● **Job a**: In the listing below, copy out every line from the one containing "opacity-slider[interactable] — [41, 513, 166, 521]" down to the one containing "info-tab[interactable]: 情報 —", both included, and nothing else.

● **Source**:
* Begin *
Stitching by Hand

Stitching by Hand
Stitching by hand requires the simplest of sewing notions – a variety of hand sewing needles, spooled threads of desired colors, straight pins or sewing clips to hold layers together (paper binder clips work well too), dressmaker shears and smaller sharp pointed scissors, of course fabric or clothing article to mend or alter, patience, time, and simple knowledge of just a few common sewing stitches.

The straight or running stitch is the simplest of all to master and the most versatile - great for any seaming, temporary basting of layers together, gathering and topstitching. The length of each running stitch depends on the thickness of the fabric, how permanent the stitching is to hold the layers together, and what spacing for the stitches is desired per inch or span of measurement. The stitch is constructed in an under and over evenly spaced pattern giving the stitches a running dash look. Long running stitches can be used to gather fabric or for basting - briefly holding layers together. Short spaced stitches are used to hold layers together for lasting seams.
* End *
● **Job b**:
Answer these questions on the text about hand stitching:
(i) What does it name as a substitute for straight pins or sewing clips?
(ii) Which running stitches does it say are used for lasting seams?
(iii) What look does the under-and-over pattern give the stitches?

● **Supplied records**:
* Begin *
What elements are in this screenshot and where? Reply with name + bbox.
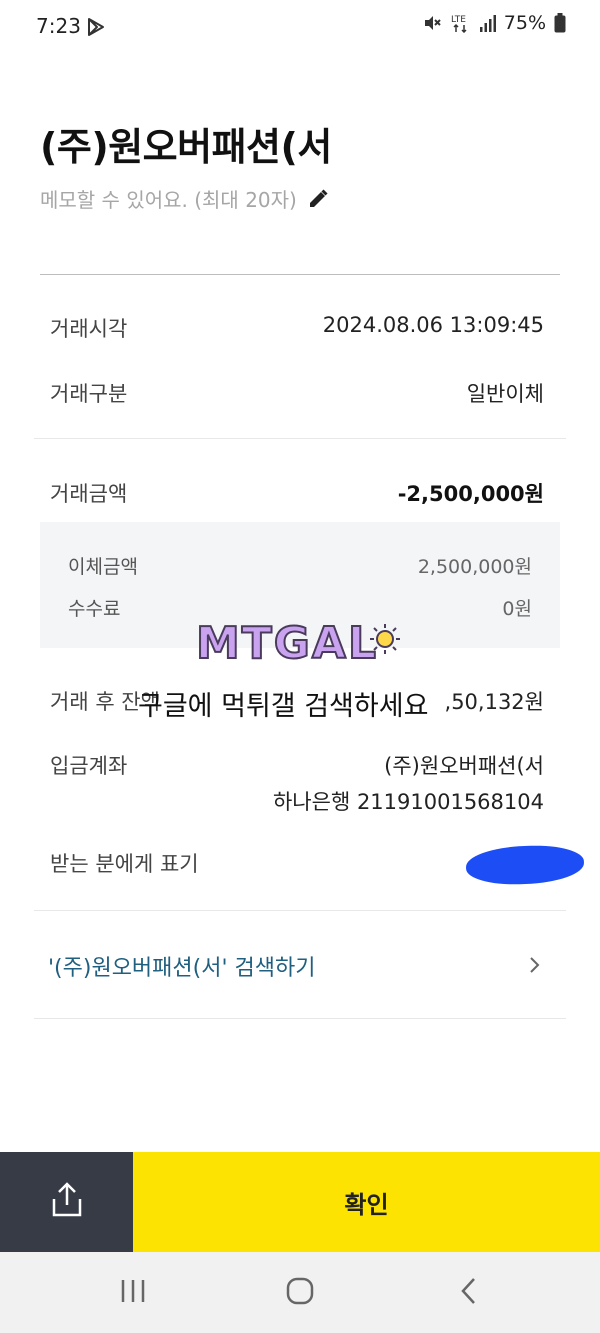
- page-title: (주)원오버패션(서: [40, 125, 332, 169]
- transfer-value: 2,500,000원: [417, 556, 532, 578]
- watermark-logo-text: MTGAL: [195, 617, 379, 670]
- status-time: 7:23: [36, 14, 81, 38]
- status-icons: LTE 75%: [422, 12, 566, 34]
- recent-apps-icon[interactable]: [118, 1276, 148, 1310]
- balance-value: ,50,132원: [444, 690, 544, 714]
- time-value: 2024.08.06 13:09:45: [322, 313, 544, 337]
- chevron-right-icon[interactable]: [528, 954, 542, 980]
- deposit-label: 입금계좌: [50, 754, 128, 778]
- display-label: 받는 분에게 표기: [50, 852, 199, 876]
- battery-percent: 75%: [503, 12, 546, 34]
- fee-label: 수수료: [68, 598, 121, 620]
- amount-label: 거래금액: [50, 482, 128, 506]
- share-button[interactable]: [0, 1152, 133, 1252]
- transfer-label: 이체금액: [68, 556, 138, 578]
- battery-icon: [554, 13, 566, 33]
- memo-row[interactable]: 메모할 수 있어요. (최대 20자): [40, 184, 329, 213]
- memo-placeholder[interactable]: 메모할 수 있어요. (최대 20자): [40, 184, 297, 213]
- mute-icon: [422, 13, 442, 33]
- section-divider: [34, 438, 566, 439]
- deposit-account: 하나은행 21191001568104: [272, 790, 544, 814]
- watermark-text: 구글에 먹튀갤 검색하세요: [138, 691, 429, 722]
- watermark-logo: MTGAL: [195, 617, 379, 670]
- section-divider: [34, 1018, 566, 1019]
- status-bar: 7:23 LTE 75%: [0, 0, 600, 56]
- play-store-icon: [86, 17, 106, 37]
- type-label: 거래구분: [50, 382, 128, 406]
- sun-icon: [368, 622, 402, 660]
- signal-icon: [479, 14, 496, 32]
- pencil-icon[interactable]: [307, 188, 329, 210]
- type-value: 일반이체: [466, 382, 544, 406]
- section-divider: [34, 910, 566, 911]
- fee-value: 0원: [502, 598, 532, 620]
- lte-icon: LTE: [450, 13, 472, 33]
- deposit-name: (주)원오버패션(서: [384, 754, 544, 778]
- header-divider: [40, 274, 560, 275]
- share-icon: [50, 1182, 84, 1222]
- amount-value: -2,500,000원: [397, 482, 544, 506]
- confirm-button[interactable]: 확인: [133, 1152, 600, 1252]
- system-nav-bar: [0, 1252, 600, 1333]
- redaction-mark: [465, 843, 585, 887]
- bottom-action-bar: 확인: [0, 1152, 600, 1252]
- search-link[interactable]: '(주)원오버패션(서' 검색하기: [48, 950, 315, 982]
- back-icon[interactable]: [456, 1276, 482, 1310]
- home-icon[interactable]: [285, 1276, 315, 1310]
- time-label: 거래시각: [50, 317, 128, 341]
- svg-text:LTE: LTE: [451, 15, 466, 25]
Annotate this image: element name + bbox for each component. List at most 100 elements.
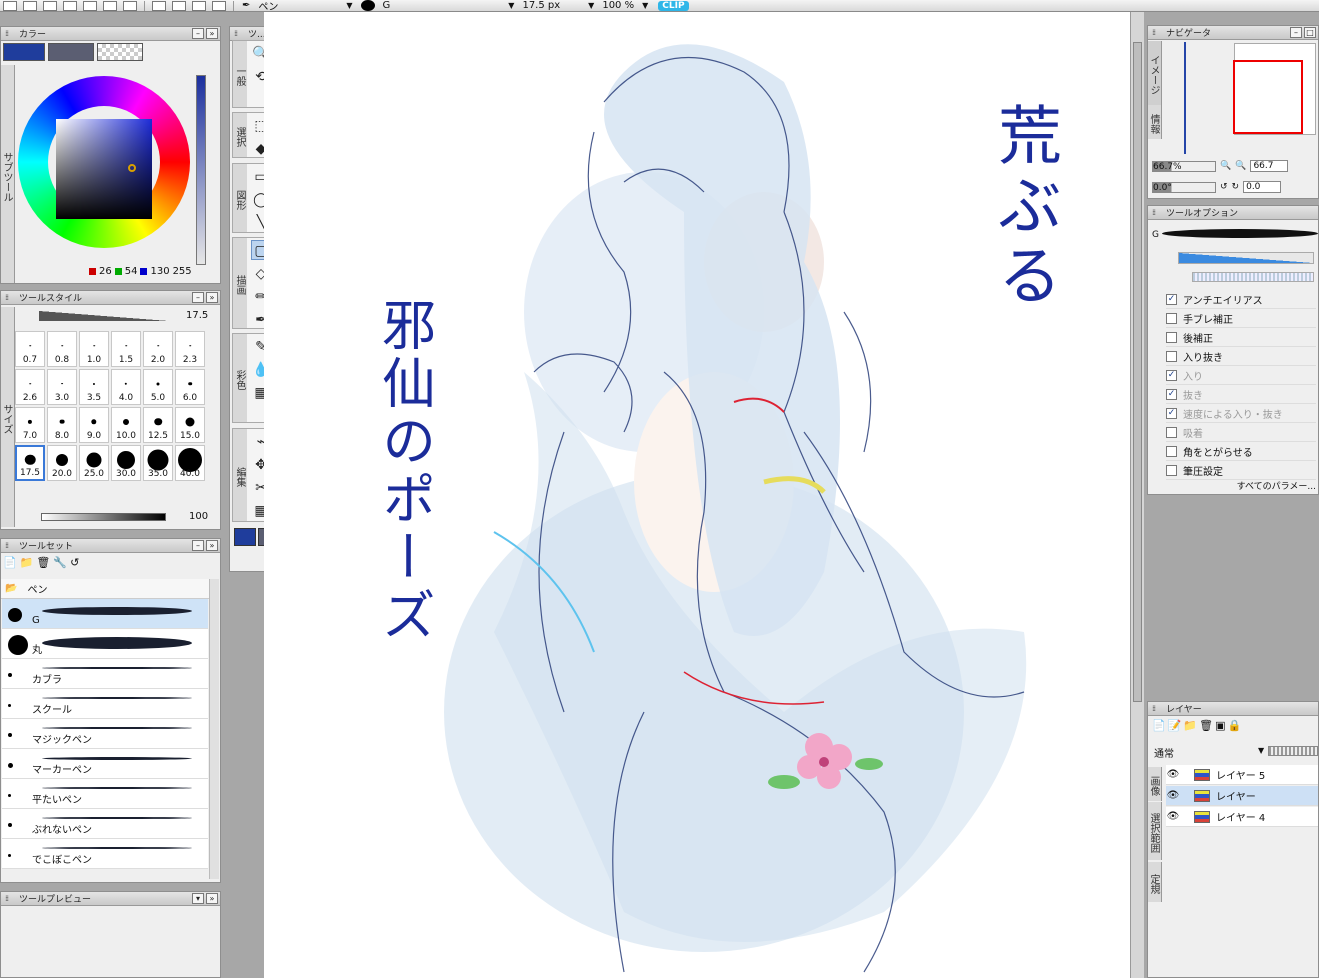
opacity-slider[interactable] — [41, 513, 166, 521]
pen-tool-icon[interactable]: ✒ — [242, 0, 250, 11]
folder-icon[interactable]: 📁 — [20, 556, 34, 569]
new-set-icon[interactable]: 📄 — [3, 556, 17, 569]
transparent-color-swatch[interactable] — [97, 43, 143, 61]
tool-set-item[interactable]: カブラ — [2, 659, 208, 689]
toolbar-icon[interactable] — [23, 0, 37, 11]
grip-icon[interactable]: ⁞⁞ — [1152, 28, 1166, 37]
tool-set-item[interactable]: マジックペン — [2, 719, 208, 749]
brush-size-cell[interactable]: 3.0 — [47, 369, 77, 405]
toolbar-icon[interactable] — [43, 0, 57, 11]
checkbox[interactable] — [1166, 312, 1177, 324]
size-side-tab[interactable]: サイズ — [1, 307, 15, 527]
brush-size-cell[interactable]: 3.5 — [79, 369, 109, 405]
brush-size-cell[interactable]: 35.0 — [143, 445, 173, 481]
maximize-icon[interactable]: □ — [1304, 27, 1316, 38]
layer-row[interactable]: 👁 レイヤー 5 — [1166, 765, 1318, 785]
sub-color-swatch[interactable] — [48, 43, 94, 61]
checkbox[interactable] — [1166, 350, 1177, 362]
tool-set-scrollbar[interactable] — [209, 579, 219, 879]
saturation-value-square[interactable] — [56, 119, 152, 219]
tool-group-header[interactable]: 📂 ペン — [1, 579, 209, 599]
option-row[interactable]: ✓ 抜き — [1166, 385, 1316, 404]
toolbar-icon[interactable] — [123, 0, 137, 11]
tool-set-item[interactable]: マーカーペン — [2, 749, 208, 779]
option-row[interactable]: 角をとがらせる — [1166, 442, 1316, 461]
brush-size-cell[interactable]: 20.0 — [47, 445, 77, 481]
brush-size-cell[interactable]: 30.0 — [111, 445, 141, 481]
checkbox[interactable] — [1166, 464, 1177, 476]
info-tab[interactable]: 情報 — [1148, 105, 1162, 139]
brush-size-cell[interactable]: 40.0 — [175, 445, 205, 481]
zoom-out-icon[interactable]: 🔍 — [1220, 161, 1231, 171]
brush-size-cell[interactable]: 2.6 — [15, 369, 45, 405]
brush-size-cell[interactable]: 10.0 — [111, 407, 141, 443]
opacity-slider[interactable] — [196, 75, 206, 265]
navigator-view-rect[interactable] — [1233, 60, 1303, 134]
brush-size-cell[interactable]: 9.0 — [79, 407, 109, 443]
collapse-icon[interactable]: » — [206, 893, 218, 904]
trash-icon[interactable]: 🗑 — [36, 556, 50, 569]
zoom-in-icon[interactable]: 🔍 — [1235, 161, 1246, 171]
brush-name[interactable]: G — [383, 0, 391, 11]
option-row[interactable]: 後補正 — [1166, 328, 1316, 347]
visibility-eye-icon[interactable]: 👁 — [1166, 790, 1180, 801]
layer-side-tab[interactable]: 画像 — [1148, 767, 1162, 801]
toolbar-icon[interactable] — [172, 0, 186, 11]
chevron-down-icon[interactable]: ▼ — [642, 1, 648, 10]
option-row[interactable]: 入り抜き — [1166, 347, 1316, 366]
toolbar-icon[interactable] — [212, 0, 226, 11]
chevron-down-icon[interactable]: ▼ — [346, 1, 352, 10]
checkbox[interactable] — [1166, 445, 1177, 457]
settings-icon[interactable]: 🔧 — [53, 556, 67, 569]
brush-size-cell[interactable]: 0.8 — [47, 331, 77, 367]
checkbox[interactable]: ✓ — [1166, 407, 1177, 419]
brush-size-cell[interactable]: 17.5 — [15, 445, 45, 481]
tool-set-item[interactable]: でこぼこペン — [2, 839, 208, 869]
brush-size-cell[interactable]: 0.7 — [15, 331, 45, 367]
main-color-swatch[interactable] — [3, 43, 45, 61]
new-layer-icon[interactable]: 📄 — [1152, 719, 1166, 732]
option-row[interactable]: 手ブレ補正 — [1166, 309, 1316, 328]
brush-size-cell[interactable]: 1.0 — [79, 331, 109, 367]
canvas-scrollbar[interactable] — [1130, 12, 1144, 978]
minimize-icon[interactable]: – — [192, 28, 204, 39]
layer-opacity-slider[interactable] — [1268, 746, 1318, 756]
rotate-right-icon[interactable]: ↻ — [1232, 182, 1240, 192]
toolbar-icon[interactable] — [192, 0, 206, 11]
minimize-icon[interactable]: – — [192, 292, 204, 303]
grip-icon[interactable]: ⁞⁞ — [234, 29, 248, 38]
brush-size-cell[interactable]: 6.0 — [175, 369, 205, 405]
checkbox[interactable]: ✓ — [1166, 369, 1177, 381]
size-value[interactable]: 17.5 — [186, 310, 208, 321]
main-color-swatch[interactable] — [234, 528, 256, 546]
layer-side-tab[interactable]: 定規 — [1148, 862, 1162, 902]
brush-size-cell[interactable]: 1.5 — [111, 331, 141, 367]
rotate-left-icon[interactable]: ↺ — [1220, 182, 1228, 192]
new-folder-icon[interactable]: 📁 — [1183, 719, 1197, 732]
grip-icon[interactable]: ⁞⁞ — [5, 894, 19, 903]
delete-layer-icon[interactable]: 🗑 — [1199, 719, 1213, 732]
tool-set-item[interactable]: ぶれないペン — [2, 809, 208, 839]
brush-size-cell[interactable]: 12.5 — [143, 407, 173, 443]
drawing-canvas[interactable]: 荒ぶる 邪仙のポーズ — [264, 12, 1130, 978]
toolbar-icon[interactable] — [3, 0, 17, 11]
tool-set-item[interactable]: スクール — [2, 689, 208, 719]
checkbox[interactable]: ✓ — [1166, 293, 1177, 305]
color-cursor[interactable] — [128, 164, 136, 172]
zoom-field[interactable]: 66.7 — [1250, 160, 1289, 172]
all-params-button[interactable]: すべてのパラメー... — [1237, 479, 1316, 492]
option-row[interactable]: ✓ アンチエイリアス — [1166, 290, 1316, 309]
toolbar-icon[interactable] — [152, 0, 166, 11]
toolbar-icon[interactable] — [103, 0, 117, 11]
grip-icon[interactable]: ⁞⁞ — [5, 541, 19, 550]
layer-side-tab[interactable]: 選択範囲 — [1148, 802, 1162, 860]
layer-row[interactable]: 👁 レイヤー 4 — [1166, 807, 1318, 827]
option-row[interactable]: 筆圧設定 — [1166, 461, 1316, 480]
size-slider[interactable] — [39, 311, 169, 321]
brush-size-cell[interactable]: 4.0 — [111, 369, 141, 405]
scroll-thumb[interactable] — [1133, 42, 1142, 702]
checkbox[interactable] — [1166, 331, 1177, 343]
collapse-icon[interactable]: » — [206, 292, 218, 303]
grip-icon[interactable]: ⁞⁞ — [1152, 208, 1166, 217]
navigator-thumbnail[interactable] — [1233, 43, 1316, 135]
* End *
● **Full response a**:
opacity-slider[interactable] — [41, 513, 166, 521]
pen-tool-icon[interactable]: ✒ — [242, 0, 250, 11]
folder-icon[interactable]: 📁 — [20, 556, 34, 569]
new-set-icon[interactable]: 📄 — [3, 556, 17, 569]
transparent-color-swatch[interactable] — [97, 43, 143, 61]
tool-set-item[interactable]: カブラ — [2, 659, 208, 689]
toolbar-icon[interactable] — [23, 0, 37, 11]
grip-icon[interactable]: ⁞⁞ — [1152, 28, 1166, 37]
tool-set-item[interactable]: マジックペン — [2, 719, 208, 749]
brush-size-cell[interactable]: 3.0 — [47, 369, 77, 405]
toolbar-icon[interactable] — [43, 0, 57, 11]
checkbox[interactable] — [1166, 312, 1177, 324]
size-side-tab[interactable]: サイズ — [1, 307, 15, 527]
brush-size-cell[interactable]: 3.5 — [79, 369, 109, 405]
brush-size-cell[interactable]: 35.0 — [143, 445, 173, 481]
maximize-icon[interactable]: □ — [1304, 27, 1316, 38]
layer-row[interactable]: 👁 レイヤー 5 — [1166, 765, 1318, 785]
sub-color-swatch[interactable] — [48, 43, 94, 61]
checkbox[interactable] — [1166, 350, 1177, 362]
tool-set-scrollbar[interactable] — [209, 579, 219, 879]
saturation-value-square[interactable] — [56, 119, 152, 219]
tool-group-header[interactable]: 📂 ペン — [1, 579, 209, 599]
option-row[interactable]: ✓ 抜き — [1166, 385, 1316, 404]
toolbar-icon[interactable] — [123, 0, 137, 11]
tool-set-item[interactable]: マーカーペン — [2, 749, 208, 779]
option-row[interactable]: 角をとがらせる — [1166, 442, 1316, 461]
brush-size-cell[interactable]: 20.0 — [47, 445, 77, 481]
brush-size-cell[interactable]: 30.0 — [111, 445, 141, 481]
checkbox[interactable] — [1166, 464, 1177, 476]
info-tab[interactable]: 情報 — [1148, 105, 1162, 139]

● **Full response b**:
(i) Paper binder clips
(ii) Short spaced stitches
(iii) A running dash look